══ RECORDS SHOWN ══

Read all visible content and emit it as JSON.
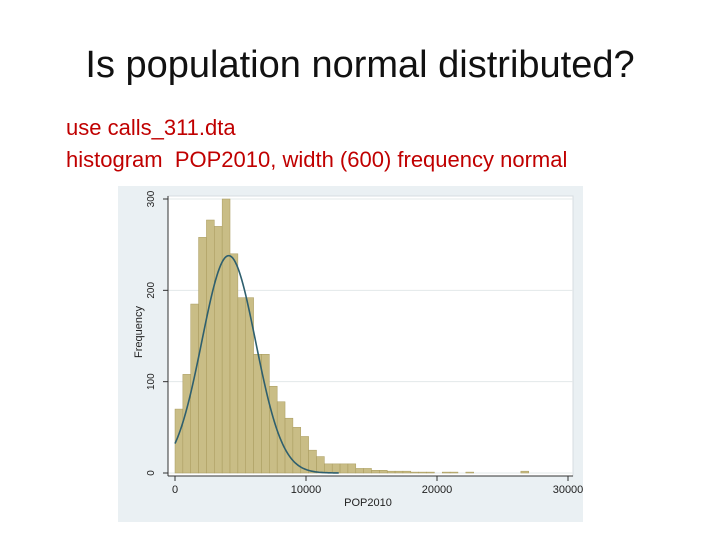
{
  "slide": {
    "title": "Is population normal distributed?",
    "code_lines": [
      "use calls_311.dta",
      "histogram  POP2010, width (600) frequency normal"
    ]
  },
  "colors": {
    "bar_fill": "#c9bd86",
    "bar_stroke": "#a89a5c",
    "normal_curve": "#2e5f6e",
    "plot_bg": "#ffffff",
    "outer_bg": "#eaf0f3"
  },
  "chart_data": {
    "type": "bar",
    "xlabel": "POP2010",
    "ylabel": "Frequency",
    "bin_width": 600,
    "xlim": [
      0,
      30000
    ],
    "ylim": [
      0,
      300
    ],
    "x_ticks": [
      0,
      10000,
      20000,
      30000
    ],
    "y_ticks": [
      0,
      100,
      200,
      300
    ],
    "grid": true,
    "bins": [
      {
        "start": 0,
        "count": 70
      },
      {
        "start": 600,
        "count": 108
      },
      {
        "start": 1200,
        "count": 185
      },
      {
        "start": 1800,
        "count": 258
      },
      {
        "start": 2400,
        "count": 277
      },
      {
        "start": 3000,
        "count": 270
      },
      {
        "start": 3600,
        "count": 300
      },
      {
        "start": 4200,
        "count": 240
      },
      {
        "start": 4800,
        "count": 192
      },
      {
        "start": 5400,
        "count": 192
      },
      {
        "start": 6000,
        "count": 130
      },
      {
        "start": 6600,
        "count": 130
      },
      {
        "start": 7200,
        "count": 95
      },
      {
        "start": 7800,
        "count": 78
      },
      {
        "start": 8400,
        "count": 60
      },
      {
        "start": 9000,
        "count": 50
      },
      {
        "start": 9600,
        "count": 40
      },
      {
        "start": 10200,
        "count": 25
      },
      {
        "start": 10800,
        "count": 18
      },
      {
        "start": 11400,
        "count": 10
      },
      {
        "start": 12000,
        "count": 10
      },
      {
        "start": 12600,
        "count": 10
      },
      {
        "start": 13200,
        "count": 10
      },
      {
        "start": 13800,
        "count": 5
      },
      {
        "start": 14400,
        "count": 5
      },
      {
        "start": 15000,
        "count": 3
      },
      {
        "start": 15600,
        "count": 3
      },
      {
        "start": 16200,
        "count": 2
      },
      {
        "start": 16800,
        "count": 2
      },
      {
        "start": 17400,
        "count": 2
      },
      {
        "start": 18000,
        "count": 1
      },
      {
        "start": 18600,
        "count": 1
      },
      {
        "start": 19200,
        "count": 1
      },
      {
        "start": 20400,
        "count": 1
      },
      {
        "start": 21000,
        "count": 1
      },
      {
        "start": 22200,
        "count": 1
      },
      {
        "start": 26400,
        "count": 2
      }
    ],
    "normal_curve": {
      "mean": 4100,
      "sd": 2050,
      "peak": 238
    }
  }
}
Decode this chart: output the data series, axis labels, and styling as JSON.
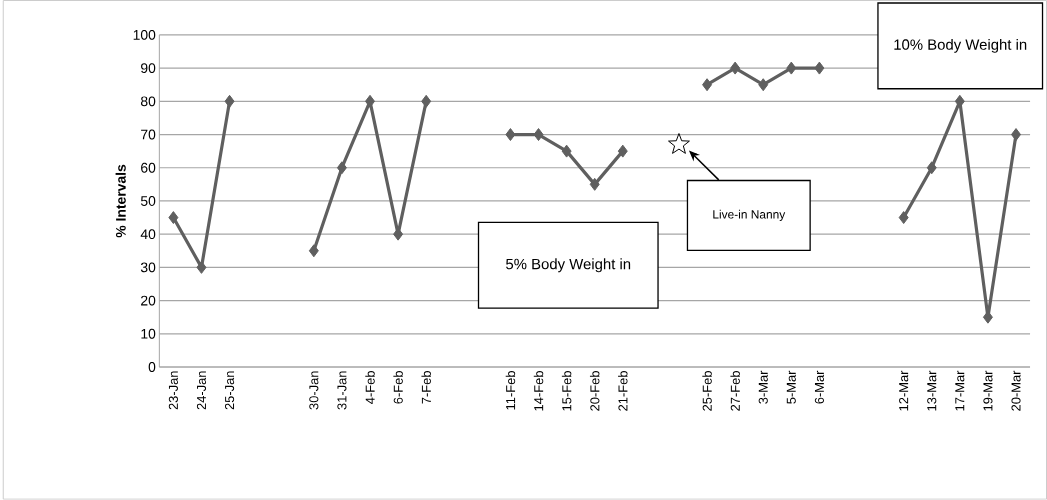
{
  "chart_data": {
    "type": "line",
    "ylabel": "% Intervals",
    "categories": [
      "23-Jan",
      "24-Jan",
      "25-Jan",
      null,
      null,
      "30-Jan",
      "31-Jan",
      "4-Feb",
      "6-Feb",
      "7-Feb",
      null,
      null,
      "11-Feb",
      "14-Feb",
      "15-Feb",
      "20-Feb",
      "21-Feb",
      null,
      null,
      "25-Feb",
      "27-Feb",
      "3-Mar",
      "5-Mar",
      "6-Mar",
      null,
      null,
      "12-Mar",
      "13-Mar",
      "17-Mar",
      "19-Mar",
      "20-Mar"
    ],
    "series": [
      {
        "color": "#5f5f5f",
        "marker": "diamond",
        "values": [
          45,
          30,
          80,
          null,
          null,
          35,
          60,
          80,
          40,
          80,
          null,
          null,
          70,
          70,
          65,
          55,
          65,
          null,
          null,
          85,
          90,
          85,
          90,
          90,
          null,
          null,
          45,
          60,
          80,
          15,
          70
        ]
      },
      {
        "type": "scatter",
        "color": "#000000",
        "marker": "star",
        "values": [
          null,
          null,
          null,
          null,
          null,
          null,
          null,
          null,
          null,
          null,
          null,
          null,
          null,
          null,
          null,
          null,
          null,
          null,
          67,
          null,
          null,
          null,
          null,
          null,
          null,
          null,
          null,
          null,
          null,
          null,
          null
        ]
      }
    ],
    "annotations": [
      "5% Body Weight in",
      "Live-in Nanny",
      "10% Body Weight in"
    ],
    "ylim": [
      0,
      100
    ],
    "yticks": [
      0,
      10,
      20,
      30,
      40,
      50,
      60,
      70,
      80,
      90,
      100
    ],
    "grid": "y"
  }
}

═══

State the count of lines in the data holding the word "JSON", adding nothing to it.

[THE OUTPUT] 2